→ **WORK TO COMPLETE**
Output all lines exactly, with nothing added or dropped.

→ **AVAILABLE RECORDS**
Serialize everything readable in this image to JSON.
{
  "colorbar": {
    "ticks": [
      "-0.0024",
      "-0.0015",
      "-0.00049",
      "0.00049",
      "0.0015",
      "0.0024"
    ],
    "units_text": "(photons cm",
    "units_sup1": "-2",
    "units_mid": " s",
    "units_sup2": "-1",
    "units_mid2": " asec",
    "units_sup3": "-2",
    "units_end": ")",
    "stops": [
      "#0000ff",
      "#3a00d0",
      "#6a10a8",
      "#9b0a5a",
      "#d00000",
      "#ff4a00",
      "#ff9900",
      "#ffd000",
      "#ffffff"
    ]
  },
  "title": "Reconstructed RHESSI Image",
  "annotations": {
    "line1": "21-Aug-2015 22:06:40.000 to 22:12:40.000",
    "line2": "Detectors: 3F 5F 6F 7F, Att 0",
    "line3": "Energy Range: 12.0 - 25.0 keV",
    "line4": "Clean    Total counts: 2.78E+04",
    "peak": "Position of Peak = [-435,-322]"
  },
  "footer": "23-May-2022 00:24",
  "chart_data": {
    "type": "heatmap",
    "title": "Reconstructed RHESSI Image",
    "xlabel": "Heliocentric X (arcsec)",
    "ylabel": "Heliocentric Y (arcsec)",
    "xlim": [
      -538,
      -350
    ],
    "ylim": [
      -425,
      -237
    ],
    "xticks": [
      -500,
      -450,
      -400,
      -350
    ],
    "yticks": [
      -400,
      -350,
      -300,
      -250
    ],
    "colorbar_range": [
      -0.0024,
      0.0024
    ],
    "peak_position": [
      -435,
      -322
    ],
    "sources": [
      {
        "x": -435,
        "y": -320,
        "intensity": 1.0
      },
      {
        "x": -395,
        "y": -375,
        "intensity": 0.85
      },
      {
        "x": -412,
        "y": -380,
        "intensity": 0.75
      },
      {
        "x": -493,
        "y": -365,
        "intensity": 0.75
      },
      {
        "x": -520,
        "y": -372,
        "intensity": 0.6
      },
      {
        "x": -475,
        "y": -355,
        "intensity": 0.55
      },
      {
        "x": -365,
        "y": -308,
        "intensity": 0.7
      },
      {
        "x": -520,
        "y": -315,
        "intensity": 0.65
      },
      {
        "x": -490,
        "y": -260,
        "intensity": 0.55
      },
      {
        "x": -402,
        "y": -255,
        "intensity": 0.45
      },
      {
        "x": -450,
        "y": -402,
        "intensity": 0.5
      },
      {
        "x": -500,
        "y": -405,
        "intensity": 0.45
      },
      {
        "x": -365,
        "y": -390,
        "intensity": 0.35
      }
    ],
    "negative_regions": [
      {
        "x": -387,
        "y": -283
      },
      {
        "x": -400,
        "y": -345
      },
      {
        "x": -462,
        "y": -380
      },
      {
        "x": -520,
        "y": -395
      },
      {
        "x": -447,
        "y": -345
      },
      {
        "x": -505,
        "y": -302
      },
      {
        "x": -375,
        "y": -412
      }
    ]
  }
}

→ **WRITTEN RESPONSE**
Serialize everything readable in this image to JSON.
{
  "colorbar": {
    "ticks": [
      "-0.0024",
      "-0.0015",
      "-0.00049",
      "0.00049",
      "0.0015",
      "0.0024"
    ],
    "units_text": "(photons cm",
    "units_sup1": "-2",
    "units_mid": " s",
    "units_sup2": "-1",
    "units_mid2": " asec",
    "units_sup3": "-2",
    "units_end": ")",
    "stops": [
      "#0000ff",
      "#3a00d0",
      "#6a10a8",
      "#9b0a5a",
      "#d00000",
      "#ff4a00",
      "#ff9900",
      "#ffd000",
      "#ffffff"
    ]
  },
  "title": "Reconstructed RHESSI Image",
  "annotations": {
    "line1": "21-Aug-2015 22:06:40.000 to 22:12:40.000",
    "line2": "Detectors: 3F 5F 6F 7F, Att 0",
    "line3": "Energy Range: 12.0 - 25.0 keV",
    "line4": "Clean    Total counts: 2.78E+04",
    "peak": "Position of Peak = [-435,-322]"
  },
  "footer": "23-May-2022 00:24",
  "chart_data": {
    "type": "heatmap",
    "title": "Reconstructed RHESSI Image",
    "xlabel": "Heliocentric X (arcsec)",
    "ylabel": "Heliocentric Y (arcsec)",
    "xlim": [
      -538,
      -350
    ],
    "ylim": [
      -425,
      -237
    ],
    "xticks": [
      -500,
      -450,
      -400,
      -350
    ],
    "yticks": [
      -400,
      -350,
      -300,
      -250
    ],
    "colorbar_range": [
      -0.0024,
      0.0024
    ],
    "peak_position": [
      -435,
      -322
    ],
    "sources": [
      {
        "x": -435,
        "y": -320,
        "intensity": 1.0
      },
      {
        "x": -395,
        "y": -375,
        "intensity": 0.85
      },
      {
        "x": -412,
        "y": -380,
        "intensity": 0.75
      },
      {
        "x": -493,
        "y": -365,
        "intensity": 0.75
      },
      {
        "x": -520,
        "y": -372,
        "intensity": 0.6
      },
      {
        "x": -475,
        "y": -355,
        "intensity": 0.55
      },
      {
        "x": -365,
        "y": -308,
        "intensity": 0.7
      },
      {
        "x": -520,
        "y": -315,
        "intensity": 0.65
      },
      {
        "x": -490,
        "y": -260,
        "intensity": 0.55
      },
      {
        "x": -402,
        "y": -255,
        "intensity": 0.45
      },
      {
        "x": -450,
        "y": -402,
        "intensity": 0.5
      },
      {
        "x": -500,
        "y": -405,
        "intensity": 0.45
      },
      {
        "x": -365,
        "y": -390,
        "intensity": 0.35
      }
    ],
    "negative_regions": [
      {
        "x": -387,
        "y": -283
      },
      {
        "x": -400,
        "y": -345
      },
      {
        "x": -462,
        "y": -380
      },
      {
        "x": -520,
        "y": -395
      },
      {
        "x": -447,
        "y": -345
      },
      {
        "x": -505,
        "y": -302
      },
      {
        "x": -375,
        "y": -412
      }
    ]
  }
}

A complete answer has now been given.